* Records supplied:
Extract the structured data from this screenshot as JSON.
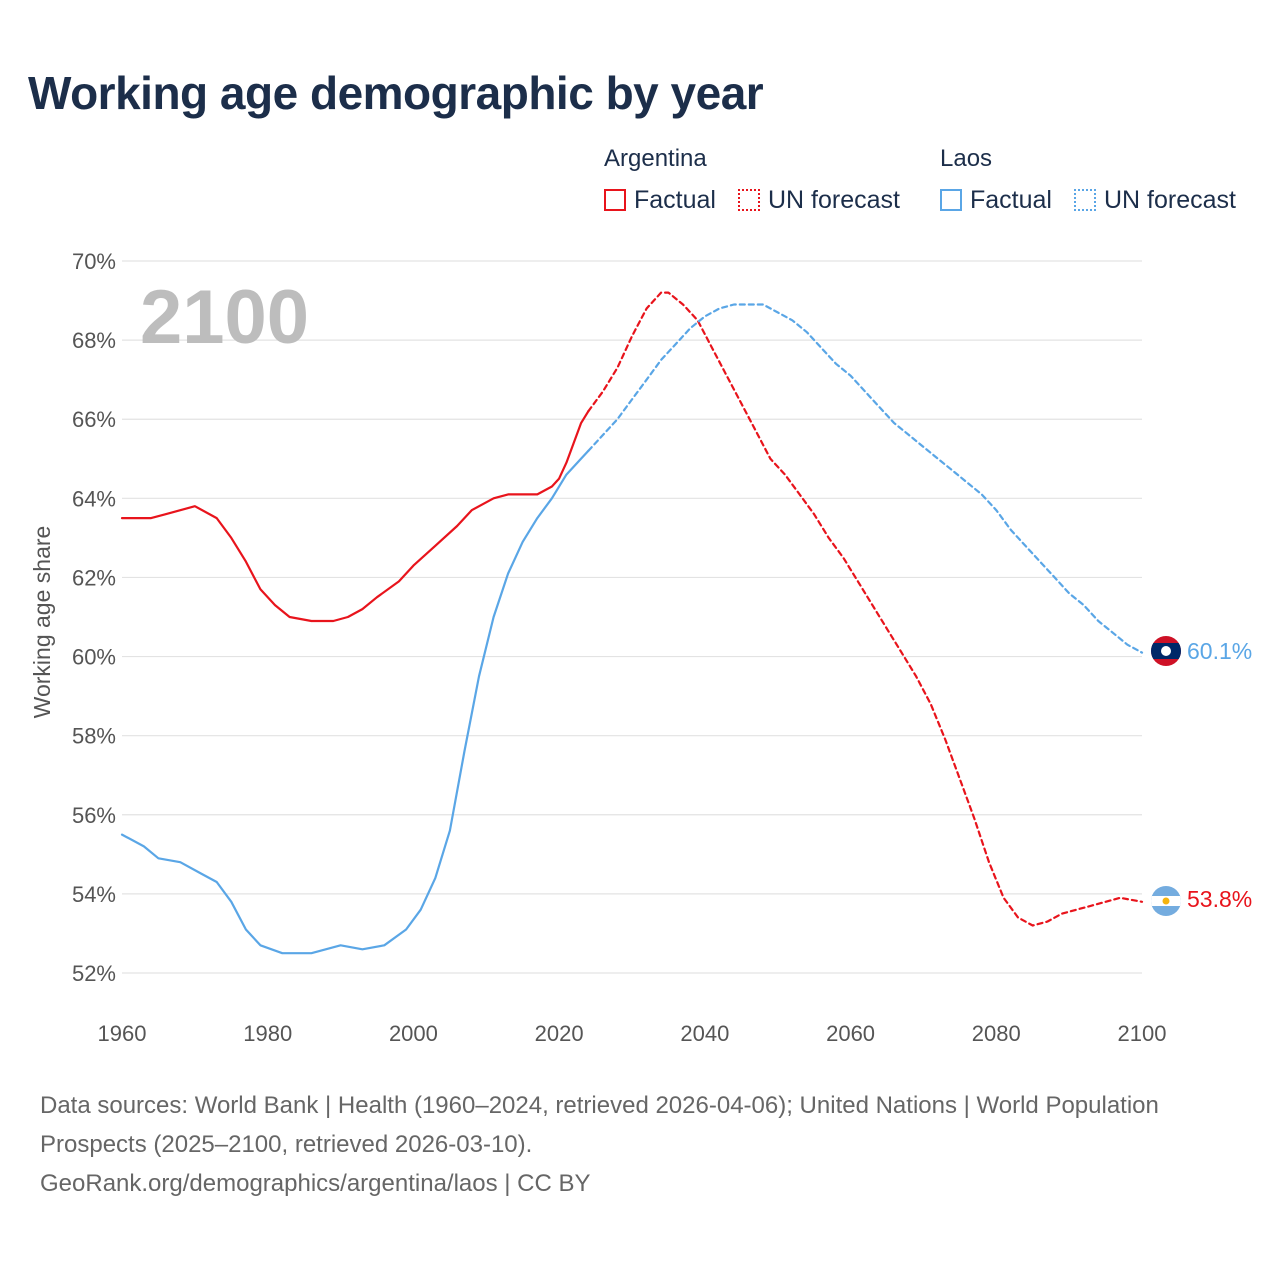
{
  "title": "Working age demographic by year",
  "year_overlay": "2100",
  "legend": {
    "groups": [
      {
        "name": "Argentina",
        "color": "#e8141c",
        "factual": "Factual",
        "forecast": "UN forecast"
      },
      {
        "name": "Laos",
        "color": "#5aa6e6",
        "factual": "Factual",
        "forecast": "UN forecast"
      }
    ]
  },
  "end_labels": {
    "laos": "60.1%",
    "argentina": "53.8%"
  },
  "source": {
    "line1": "Data sources: World Bank | Health (1960–2024, retrieved 2026-04-06); United Nations | World Population Prospects (2025–2100, retrieved 2026-03-10).",
    "line2": "GeoRank.org/demographics/argentina/laos | CC BY"
  },
  "chart_data": {
    "type": "line",
    "title": "Working age demographic by year",
    "xlabel": "",
    "ylabel": "Working age share",
    "xlim": [
      1960,
      2100
    ],
    "ylim": [
      52,
      70
    ],
    "x_ticks": [
      1960,
      1980,
      2000,
      2020,
      2040,
      2060,
      2080,
      2100
    ],
    "x_tick_labels": [
      "1960",
      "1980",
      "2000",
      "2020",
      "2040",
      "2060",
      "2080",
      "2100"
    ],
    "y_ticks": [
      52,
      54,
      56,
      58,
      60,
      62,
      64,
      66,
      68,
      70
    ],
    "y_tick_labels": [
      "52%",
      "54%",
      "56%",
      "58%",
      "60%",
      "62%",
      "64%",
      "66%",
      "68%",
      "70%"
    ],
    "grid": true,
    "series": [
      {
        "name": "Argentina",
        "kind": "Factual",
        "color": "#e8141c",
        "dashed": false,
        "points": [
          [
            1960,
            63.5
          ],
          [
            1964,
            63.5
          ],
          [
            1966,
            63.6
          ],
          [
            1968,
            63.7
          ],
          [
            1970,
            63.8
          ],
          [
            1973,
            63.5
          ],
          [
            1975,
            63.0
          ],
          [
            1977,
            62.4
          ],
          [
            1979,
            61.7
          ],
          [
            1981,
            61.3
          ],
          [
            1983,
            61.0
          ],
          [
            1986,
            60.9
          ],
          [
            1989,
            60.9
          ],
          [
            1991,
            61.0
          ],
          [
            1993,
            61.2
          ],
          [
            1995,
            61.5
          ],
          [
            1998,
            61.9
          ],
          [
            2000,
            62.3
          ],
          [
            2003,
            62.8
          ],
          [
            2006,
            63.3
          ],
          [
            2008,
            63.7
          ],
          [
            2011,
            64.0
          ],
          [
            2013,
            64.1
          ],
          [
            2017,
            64.1
          ],
          [
            2019,
            64.3
          ],
          [
            2020,
            64.5
          ],
          [
            2021,
            64.9
          ],
          [
            2022,
            65.4
          ],
          [
            2023,
            65.9
          ],
          [
            2024,
            66.2
          ]
        ]
      },
      {
        "name": "Argentina",
        "kind": "UN forecast",
        "color": "#e8141c",
        "dashed": true,
        "points": [
          [
            2024,
            66.2
          ],
          [
            2026,
            66.7
          ],
          [
            2028,
            67.3
          ],
          [
            2030,
            68.1
          ],
          [
            2032,
            68.8
          ],
          [
            2034,
            69.2
          ],
          [
            2035,
            69.2
          ],
          [
            2037,
            68.9
          ],
          [
            2039,
            68.5
          ],
          [
            2041,
            67.8
          ],
          [
            2043,
            67.1
          ],
          [
            2045,
            66.4
          ],
          [
            2047,
            65.7
          ],
          [
            2049,
            65.0
          ],
          [
            2051,
            64.6
          ],
          [
            2053,
            64.1
          ],
          [
            2055,
            63.6
          ],
          [
            2057,
            63.0
          ],
          [
            2059,
            62.5
          ],
          [
            2061,
            61.9
          ],
          [
            2063,
            61.3
          ],
          [
            2065,
            60.7
          ],
          [
            2067,
            60.1
          ],
          [
            2069,
            59.5
          ],
          [
            2071,
            58.8
          ],
          [
            2073,
            57.9
          ],
          [
            2075,
            56.9
          ],
          [
            2077,
            55.9
          ],
          [
            2079,
            54.8
          ],
          [
            2081,
            53.9
          ],
          [
            2083,
            53.4
          ],
          [
            2085,
            53.2
          ],
          [
            2087,
            53.3
          ],
          [
            2089,
            53.5
          ],
          [
            2091,
            53.6
          ],
          [
            2093,
            53.7
          ],
          [
            2095,
            53.8
          ],
          [
            2097,
            53.9
          ],
          [
            2100,
            53.8
          ]
        ]
      },
      {
        "name": "Laos",
        "kind": "Factual",
        "color": "#5aa6e6",
        "dashed": false,
        "points": [
          [
            1960,
            55.5
          ],
          [
            1963,
            55.2
          ],
          [
            1965,
            54.9
          ],
          [
            1968,
            54.8
          ],
          [
            1971,
            54.5
          ],
          [
            1973,
            54.3
          ],
          [
            1975,
            53.8
          ],
          [
            1977,
            53.1
          ],
          [
            1979,
            52.7
          ],
          [
            1982,
            52.5
          ],
          [
            1986,
            52.5
          ],
          [
            1990,
            52.7
          ],
          [
            1993,
            52.6
          ],
          [
            1996,
            52.7
          ],
          [
            1999,
            53.1
          ],
          [
            2001,
            53.6
          ],
          [
            2003,
            54.4
          ],
          [
            2005,
            55.6
          ],
          [
            2007,
            57.6
          ],
          [
            2009,
            59.5
          ],
          [
            2011,
            61.0
          ],
          [
            2013,
            62.1
          ],
          [
            2015,
            62.9
          ],
          [
            2017,
            63.5
          ],
          [
            2019,
            64.0
          ],
          [
            2021,
            64.6
          ],
          [
            2023,
            65.0
          ],
          [
            2024,
            65.2
          ]
        ]
      },
      {
        "name": "Laos",
        "kind": "UN forecast",
        "color": "#5aa6e6",
        "dashed": true,
        "points": [
          [
            2024,
            65.2
          ],
          [
            2026,
            65.6
          ],
          [
            2028,
            66.0
          ],
          [
            2030,
            66.5
          ],
          [
            2032,
            67.0
          ],
          [
            2034,
            67.5
          ],
          [
            2036,
            67.9
          ],
          [
            2038,
            68.3
          ],
          [
            2040,
            68.6
          ],
          [
            2042,
            68.8
          ],
          [
            2044,
            68.9
          ],
          [
            2048,
            68.9
          ],
          [
            2050,
            68.7
          ],
          [
            2052,
            68.5
          ],
          [
            2054,
            68.2
          ],
          [
            2056,
            67.8
          ],
          [
            2058,
            67.4
          ],
          [
            2060,
            67.1
          ],
          [
            2062,
            66.7
          ],
          [
            2064,
            66.3
          ],
          [
            2066,
            65.9
          ],
          [
            2068,
            65.6
          ],
          [
            2070,
            65.3
          ],
          [
            2072,
            65.0
          ],
          [
            2074,
            64.7
          ],
          [
            2076,
            64.4
          ],
          [
            2078,
            64.1
          ],
          [
            2080,
            63.7
          ],
          [
            2082,
            63.2
          ],
          [
            2084,
            62.8
          ],
          [
            2086,
            62.4
          ],
          [
            2088,
            62.0
          ],
          [
            2090,
            61.6
          ],
          [
            2092,
            61.3
          ],
          [
            2094,
            60.9
          ],
          [
            2096,
            60.6
          ],
          [
            2098,
            60.3
          ],
          [
            2100,
            60.1
          ]
        ]
      }
    ],
    "end_values": [
      {
        "country": "Laos",
        "value": 60.1
      },
      {
        "country": "Argentina",
        "value": 53.8
      }
    ]
  }
}
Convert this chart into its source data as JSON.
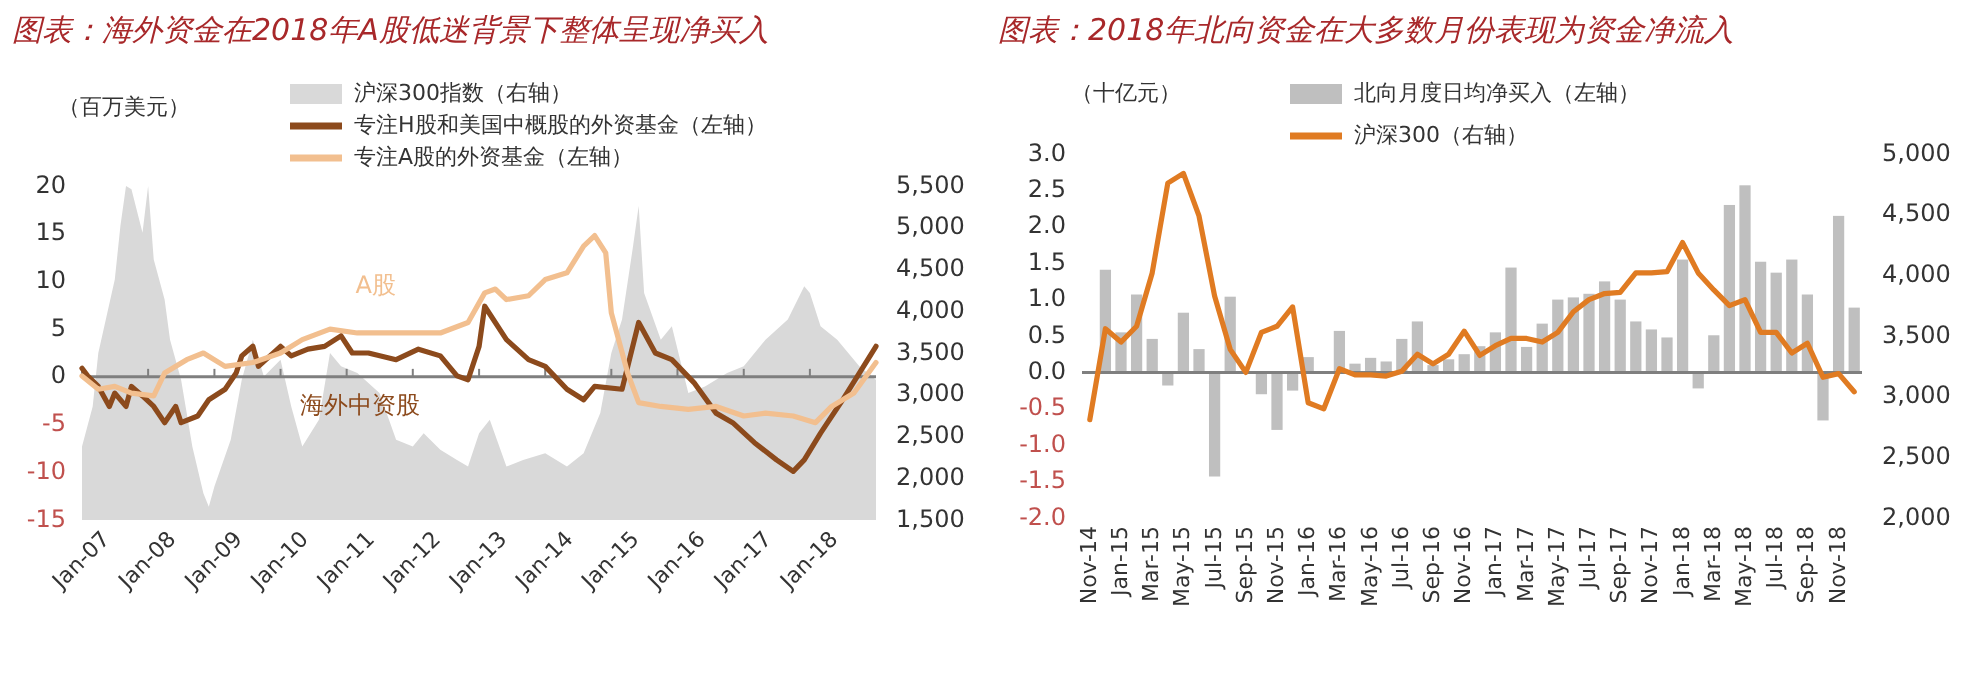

* Written instruction:
Reproduce all of the data exactly, omitting each picture it holds.

* Solution:
Extract the structured data from this screenshot as JSON.
{
  "title": "Working age demographic by year",
  "year_overlay": "2100",
  "legend": {
    "groups": [
      {
        "name": "Argentina",
        "color": "#e8141c",
        "factual": "Factual",
        "forecast": "UN forecast"
      },
      {
        "name": "Laos",
        "color": "#5aa6e6",
        "factual": "Factual",
        "forecast": "UN forecast"
      }
    ]
  },
  "end_labels": {
    "laos": "60.1%",
    "argentina": "53.8%"
  },
  "source": {
    "line1": "Data sources: World Bank | Health (1960–2024, retrieved 2026-04-06); United Nations | World Population Prospects (2025–2100, retrieved 2026-03-10).",
    "line2": "GeoRank.org/demographics/argentina/laos | CC BY"
  },
  "chart_data": {
    "type": "line",
    "title": "Working age demographic by year",
    "xlabel": "",
    "ylabel": "Working age share",
    "xlim": [
      1960,
      2100
    ],
    "ylim": [
      52,
      70
    ],
    "x_ticks": [
      1960,
      1980,
      2000,
      2020,
      2040,
      2060,
      2080,
      2100
    ],
    "x_tick_labels": [
      "1960",
      "1980",
      "2000",
      "2020",
      "2040",
      "2060",
      "2080",
      "2100"
    ],
    "y_ticks": [
      52,
      54,
      56,
      58,
      60,
      62,
      64,
      66,
      68,
      70
    ],
    "y_tick_labels": [
      "52%",
      "54%",
      "56%",
      "58%",
      "60%",
      "62%",
      "64%",
      "66%",
      "68%",
      "70%"
    ],
    "grid": true,
    "series": [
      {
        "name": "Argentina",
        "kind": "Factual",
        "color": "#e8141c",
        "dashed": false,
        "points": [
          [
            1960,
            63.5
          ],
          [
            1964,
            63.5
          ],
          [
            1966,
            63.6
          ],
          [
            1968,
            63.7
          ],
          [
            1970,
            63.8
          ],
          [
            1973,
            63.5
          ],
          [
            1975,
            63.0
          ],
          [
            1977,
            62.4
          ],
          [
            1979,
            61.7
          ],
          [
            1981,
            61.3
          ],
          [
            1983,
            61.0
          ],
          [
            1986,
            60.9
          ],
          [
            1989,
            60.9
          ],
          [
            1991,
            61.0
          ],
          [
            1993,
            61.2
          ],
          [
            1995,
            61.5
          ],
          [
            1998,
            61.9
          ],
          [
            2000,
            62.3
          ],
          [
            2003,
            62.8
          ],
          [
            2006,
            63.3
          ],
          [
            2008,
            63.7
          ],
          [
            2011,
            64.0
          ],
          [
            2013,
            64.1
          ],
          [
            2017,
            64.1
          ],
          [
            2019,
            64.3
          ],
          [
            2020,
            64.5
          ],
          [
            2021,
            64.9
          ],
          [
            2022,
            65.4
          ],
          [
            2023,
            65.9
          ],
          [
            2024,
            66.2
          ]
        ]
      },
      {
        "name": "Argentina",
        "kind": "UN forecast",
        "color": "#e8141c",
        "dashed": true,
        "points": [
          [
            2024,
            66.2
          ],
          [
            2026,
            66.7
          ],
          [
            2028,
            67.3
          ],
          [
            2030,
            68.1
          ],
          [
            2032,
            68.8
          ],
          [
            2034,
            69.2
          ],
          [
            2035,
            69.2
          ],
          [
            2037,
            68.9
          ],
          [
            2039,
            68.5
          ],
          [
            2041,
            67.8
          ],
          [
            2043,
            67.1
          ],
          [
            2045,
            66.4
          ],
          [
            2047,
            65.7
          ],
          [
            2049,
            65.0
          ],
          [
            2051,
            64.6
          ],
          [
            2053,
            64.1
          ],
          [
            2055,
            63.6
          ],
          [
            2057,
            63.0
          ],
          [
            2059,
            62.5
          ],
          [
            2061,
            61.9
          ],
          [
            2063,
            61.3
          ],
          [
            2065,
            60.7
          ],
          [
            2067,
            60.1
          ],
          [
            2069,
            59.5
          ],
          [
            2071,
            58.8
          ],
          [
            2073,
            57.9
          ],
          [
            2075,
            56.9
          ],
          [
            2077,
            55.9
          ],
          [
            2079,
            54.8
          ],
          [
            2081,
            53.9
          ],
          [
            2083,
            53.4
          ],
          [
            2085,
            53.2
          ],
          [
            2087,
            53.3
          ],
          [
            2089,
            53.5
          ],
          [
            2091,
            53.6
          ],
          [
            2093,
            53.7
          ],
          [
            2095,
            53.8
          ],
          [
            2097,
            53.9
          ],
          [
            2100,
            53.8
          ]
        ]
      },
      {
        "name": "Laos",
        "kind": "Factual",
        "color": "#5aa6e6",
        "dashed": false,
        "points": [
          [
            1960,
            55.5
          ],
          [
            1963,
            55.2
          ],
          [
            1965,
            54.9
          ],
          [
            1968,
            54.8
          ],
          [
            1971,
            54.5
          ],
          [
            1973,
            54.3
          ],
          [
            1975,
            53.8
          ],
          [
            1977,
            53.1
          ],
          [
            1979,
            52.7
          ],
          [
            1982,
            52.5
          ],
          [
            1986,
            52.5
          ],
          [
            1990,
            52.7
          ],
          [
            1993,
            52.6
          ],
          [
            1996,
            52.7
          ],
          [
            1999,
            53.1
          ],
          [
            2001,
            53.6
          ],
          [
            2003,
            54.4
          ],
          [
            2005,
            55.6
          ],
          [
            2007,
            57.6
          ],
          [
            2009,
            59.5
          ],
          [
            2011,
            61.0
          ],
          [
            2013,
            62.1
          ],
          [
            2015,
            62.9
          ],
          [
            2017,
            63.5
          ],
          [
            2019,
            64.0
          ],
          [
            2021,
            64.6
          ],
          [
            2023,
            65.0
          ],
          [
            2024,
            65.2
          ]
        ]
      },
      {
        "name": "Laos",
        "kind": "UN forecast",
        "color": "#5aa6e6",
        "dashed": true,
        "points": [
          [
            2024,
            65.2
          ],
          [
            2026,
            65.6
          ],
          [
            2028,
            66.0
          ],
          [
            2030,
            66.5
          ],
          [
            2032,
            67.0
          ],
          [
            2034,
            67.5
          ],
          [
            2036,
            67.9
          ],
          [
            2038,
            68.3
          ],
          [
            2040,
            68.6
          ],
          [
            2042,
            68.8
          ],
          [
            2044,
            68.9
          ],
          [
            2048,
            68.9
          ],
          [
            2050,
            68.7
          ],
          [
            2052,
            68.5
          ],
          [
            2054,
            68.2
          ],
          [
            2056,
            67.8
          ],
          [
            2058,
            67.4
          ],
          [
            2060,
            67.1
          ],
          [
            2062,
            66.7
          ],
          [
            2064,
            66.3
          ],
          [
            2066,
            65.9
          ],
          [
            2068,
            65.6
          ],
          [
            2070,
            65.3
          ],
          [
            2072,
            65.0
          ],
          [
            2074,
            64.7
          ],
          [
            2076,
            64.4
          ],
          [
            2078,
            64.1
          ],
          [
            2080,
            63.7
          ],
          [
            2082,
            63.2
          ],
          [
            2084,
            62.8
          ],
          [
            2086,
            62.4
          ],
          [
            2088,
            62.0
          ],
          [
            2090,
            61.6
          ],
          [
            2092,
            61.3
          ],
          [
            2094,
            60.9
          ],
          [
            2096,
            60.6
          ],
          [
            2098,
            60.3
          ],
          [
            2100,
            60.1
          ]
        ]
      }
    ],
    "end_values": [
      {
        "country": "Laos",
        "value": 60.1
      },
      {
        "country": "Argentina",
        "value": 53.8
      }
    ]
  }
}
Convert this chart into its source data as JSON.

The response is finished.